Pull out from the material below all lines with "noise".

* START *

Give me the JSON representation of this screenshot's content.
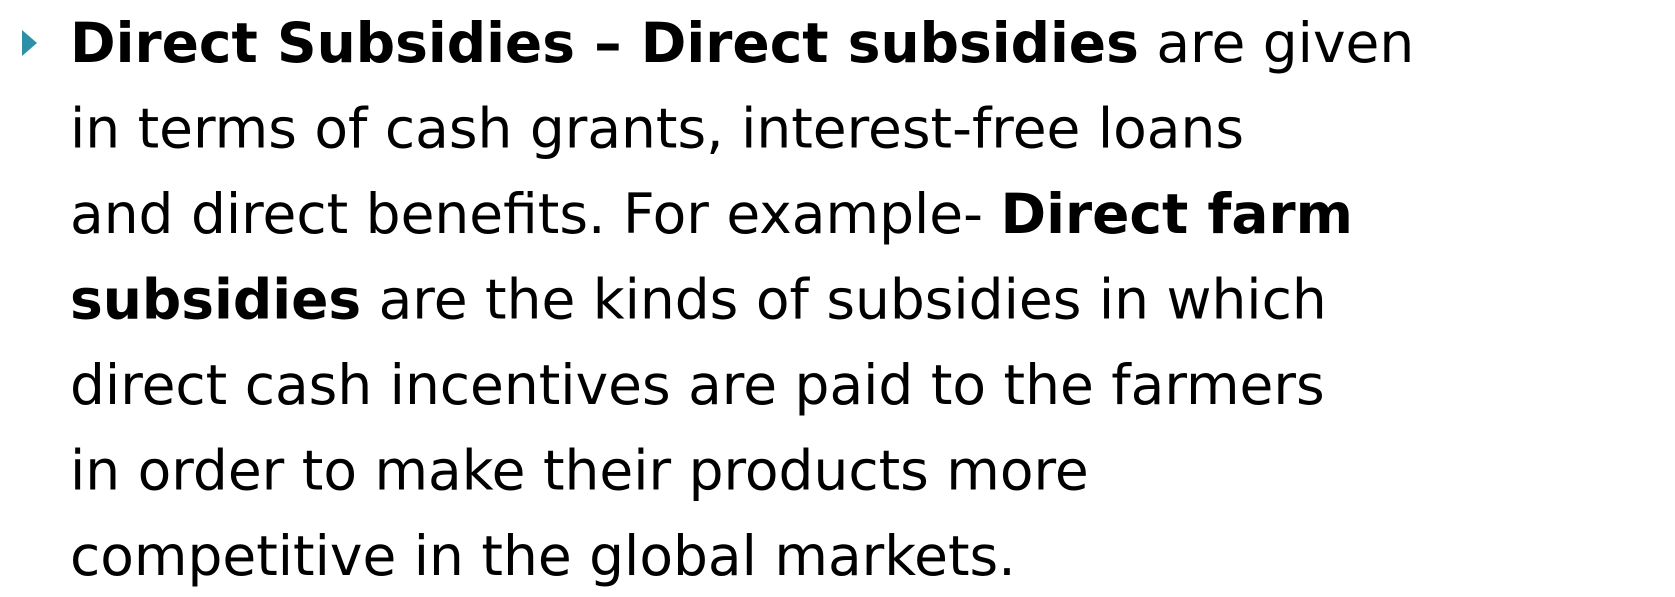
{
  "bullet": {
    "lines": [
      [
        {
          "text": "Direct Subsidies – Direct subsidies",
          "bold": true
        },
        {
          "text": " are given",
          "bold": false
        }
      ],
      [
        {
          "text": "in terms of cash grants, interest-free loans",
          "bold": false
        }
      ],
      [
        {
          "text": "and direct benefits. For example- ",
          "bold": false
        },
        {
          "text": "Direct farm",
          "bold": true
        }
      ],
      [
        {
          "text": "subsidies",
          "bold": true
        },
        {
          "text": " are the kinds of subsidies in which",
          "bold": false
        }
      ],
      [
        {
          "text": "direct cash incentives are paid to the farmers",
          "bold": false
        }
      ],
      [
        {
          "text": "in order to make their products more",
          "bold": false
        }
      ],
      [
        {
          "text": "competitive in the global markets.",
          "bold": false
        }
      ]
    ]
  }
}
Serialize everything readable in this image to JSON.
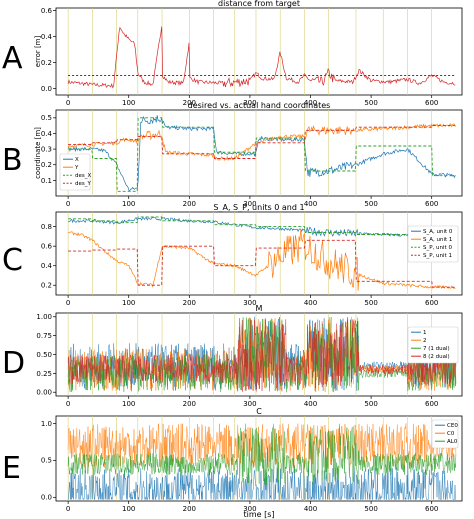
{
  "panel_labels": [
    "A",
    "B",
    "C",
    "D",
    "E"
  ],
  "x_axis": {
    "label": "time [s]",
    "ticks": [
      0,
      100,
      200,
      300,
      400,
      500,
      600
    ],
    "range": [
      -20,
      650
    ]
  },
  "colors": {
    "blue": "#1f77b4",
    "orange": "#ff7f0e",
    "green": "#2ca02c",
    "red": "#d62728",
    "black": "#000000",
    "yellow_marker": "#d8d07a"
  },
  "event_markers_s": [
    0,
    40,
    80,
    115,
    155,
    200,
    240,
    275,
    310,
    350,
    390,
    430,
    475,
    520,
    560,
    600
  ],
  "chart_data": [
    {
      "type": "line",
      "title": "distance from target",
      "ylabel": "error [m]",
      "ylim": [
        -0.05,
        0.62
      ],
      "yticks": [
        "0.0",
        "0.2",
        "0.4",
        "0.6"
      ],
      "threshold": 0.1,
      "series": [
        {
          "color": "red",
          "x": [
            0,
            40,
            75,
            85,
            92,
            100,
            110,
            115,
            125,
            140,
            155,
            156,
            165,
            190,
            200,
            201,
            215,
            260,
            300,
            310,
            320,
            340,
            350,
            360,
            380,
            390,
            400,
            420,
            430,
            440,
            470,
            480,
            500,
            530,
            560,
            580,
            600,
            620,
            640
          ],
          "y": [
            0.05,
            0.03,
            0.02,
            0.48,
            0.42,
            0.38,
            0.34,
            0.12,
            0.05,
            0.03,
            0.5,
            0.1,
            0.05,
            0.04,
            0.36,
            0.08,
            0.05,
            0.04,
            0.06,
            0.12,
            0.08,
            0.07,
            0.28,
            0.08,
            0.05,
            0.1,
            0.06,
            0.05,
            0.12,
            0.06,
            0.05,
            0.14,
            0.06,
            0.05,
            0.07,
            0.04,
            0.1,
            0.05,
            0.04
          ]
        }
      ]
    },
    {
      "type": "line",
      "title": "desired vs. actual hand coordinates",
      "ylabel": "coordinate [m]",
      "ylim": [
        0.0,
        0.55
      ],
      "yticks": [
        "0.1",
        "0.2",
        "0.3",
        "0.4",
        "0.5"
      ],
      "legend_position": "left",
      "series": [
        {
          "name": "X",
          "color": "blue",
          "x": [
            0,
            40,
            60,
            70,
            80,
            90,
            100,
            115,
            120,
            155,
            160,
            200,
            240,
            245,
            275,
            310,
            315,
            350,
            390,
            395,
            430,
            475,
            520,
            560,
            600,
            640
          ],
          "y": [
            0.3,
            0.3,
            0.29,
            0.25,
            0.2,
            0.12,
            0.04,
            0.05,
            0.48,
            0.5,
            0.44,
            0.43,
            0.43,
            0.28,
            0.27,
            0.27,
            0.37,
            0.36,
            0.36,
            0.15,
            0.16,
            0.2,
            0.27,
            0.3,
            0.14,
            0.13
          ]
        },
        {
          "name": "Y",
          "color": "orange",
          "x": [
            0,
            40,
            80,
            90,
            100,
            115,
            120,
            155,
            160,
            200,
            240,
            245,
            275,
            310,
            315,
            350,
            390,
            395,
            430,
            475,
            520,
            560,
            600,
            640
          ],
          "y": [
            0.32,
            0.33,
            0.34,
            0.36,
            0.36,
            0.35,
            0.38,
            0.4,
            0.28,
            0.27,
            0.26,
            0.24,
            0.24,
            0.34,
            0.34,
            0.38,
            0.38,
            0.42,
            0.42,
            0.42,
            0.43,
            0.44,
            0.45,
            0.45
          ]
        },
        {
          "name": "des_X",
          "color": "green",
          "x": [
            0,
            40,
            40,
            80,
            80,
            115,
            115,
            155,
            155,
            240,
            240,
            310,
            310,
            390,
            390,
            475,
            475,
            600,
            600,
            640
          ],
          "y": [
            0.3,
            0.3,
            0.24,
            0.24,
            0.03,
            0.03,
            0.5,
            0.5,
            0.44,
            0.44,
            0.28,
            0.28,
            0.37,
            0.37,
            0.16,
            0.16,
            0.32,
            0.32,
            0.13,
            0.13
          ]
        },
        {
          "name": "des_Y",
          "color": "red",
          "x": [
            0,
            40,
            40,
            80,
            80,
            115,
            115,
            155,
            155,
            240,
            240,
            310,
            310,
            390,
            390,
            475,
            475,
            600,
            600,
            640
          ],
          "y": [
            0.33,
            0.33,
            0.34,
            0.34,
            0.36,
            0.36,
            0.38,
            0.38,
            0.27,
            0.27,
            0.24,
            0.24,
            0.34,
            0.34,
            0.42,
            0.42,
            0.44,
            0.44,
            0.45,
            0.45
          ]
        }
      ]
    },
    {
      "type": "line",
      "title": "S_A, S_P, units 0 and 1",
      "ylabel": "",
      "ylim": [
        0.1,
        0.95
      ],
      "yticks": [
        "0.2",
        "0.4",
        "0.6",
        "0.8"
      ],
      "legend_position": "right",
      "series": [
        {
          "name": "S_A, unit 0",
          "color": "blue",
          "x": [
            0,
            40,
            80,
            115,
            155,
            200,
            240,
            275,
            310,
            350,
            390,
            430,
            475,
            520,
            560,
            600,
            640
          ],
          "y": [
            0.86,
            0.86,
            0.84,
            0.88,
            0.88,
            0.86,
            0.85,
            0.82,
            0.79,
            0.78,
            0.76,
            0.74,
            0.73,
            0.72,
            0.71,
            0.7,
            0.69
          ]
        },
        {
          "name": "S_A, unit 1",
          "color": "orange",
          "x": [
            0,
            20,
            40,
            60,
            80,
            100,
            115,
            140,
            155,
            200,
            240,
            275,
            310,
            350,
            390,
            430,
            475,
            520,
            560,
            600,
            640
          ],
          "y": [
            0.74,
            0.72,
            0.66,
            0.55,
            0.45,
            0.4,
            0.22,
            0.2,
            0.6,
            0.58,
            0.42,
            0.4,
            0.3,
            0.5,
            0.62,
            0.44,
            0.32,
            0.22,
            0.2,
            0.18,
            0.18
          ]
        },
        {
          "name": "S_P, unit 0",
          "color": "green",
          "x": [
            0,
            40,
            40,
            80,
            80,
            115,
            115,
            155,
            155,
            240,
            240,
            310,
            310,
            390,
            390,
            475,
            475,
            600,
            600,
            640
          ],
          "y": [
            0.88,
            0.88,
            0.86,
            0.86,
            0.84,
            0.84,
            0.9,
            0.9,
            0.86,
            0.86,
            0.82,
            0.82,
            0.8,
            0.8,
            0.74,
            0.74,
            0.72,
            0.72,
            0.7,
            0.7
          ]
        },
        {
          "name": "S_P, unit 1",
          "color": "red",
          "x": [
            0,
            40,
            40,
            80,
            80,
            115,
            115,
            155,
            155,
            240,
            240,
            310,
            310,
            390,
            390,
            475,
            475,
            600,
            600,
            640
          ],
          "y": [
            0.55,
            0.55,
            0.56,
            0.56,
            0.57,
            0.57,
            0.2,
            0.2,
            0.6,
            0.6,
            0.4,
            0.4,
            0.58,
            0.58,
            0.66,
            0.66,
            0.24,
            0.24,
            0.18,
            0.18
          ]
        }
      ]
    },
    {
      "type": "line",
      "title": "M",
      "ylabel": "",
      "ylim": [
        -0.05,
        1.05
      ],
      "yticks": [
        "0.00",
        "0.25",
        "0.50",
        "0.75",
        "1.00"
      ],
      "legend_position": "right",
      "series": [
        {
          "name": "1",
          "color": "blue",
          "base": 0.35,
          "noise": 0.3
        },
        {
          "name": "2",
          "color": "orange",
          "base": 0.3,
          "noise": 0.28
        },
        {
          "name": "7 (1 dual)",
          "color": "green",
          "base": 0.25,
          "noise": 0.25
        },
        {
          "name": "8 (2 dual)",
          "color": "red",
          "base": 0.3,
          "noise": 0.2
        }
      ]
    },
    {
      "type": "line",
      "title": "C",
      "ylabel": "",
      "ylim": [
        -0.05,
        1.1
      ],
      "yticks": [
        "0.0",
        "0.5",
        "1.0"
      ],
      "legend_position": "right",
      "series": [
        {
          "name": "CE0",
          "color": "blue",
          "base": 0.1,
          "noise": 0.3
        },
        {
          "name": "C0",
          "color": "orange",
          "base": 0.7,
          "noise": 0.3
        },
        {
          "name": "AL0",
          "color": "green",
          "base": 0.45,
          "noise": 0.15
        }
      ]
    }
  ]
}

* END *

*SOLUTION TO THIS TASK*
          "noise": 0.3
          "noise": 0.28
          "noise": 0.25
          "noise": 0.2
          "noise": 0.3
          "noise": 0.3
          "noise": 0.15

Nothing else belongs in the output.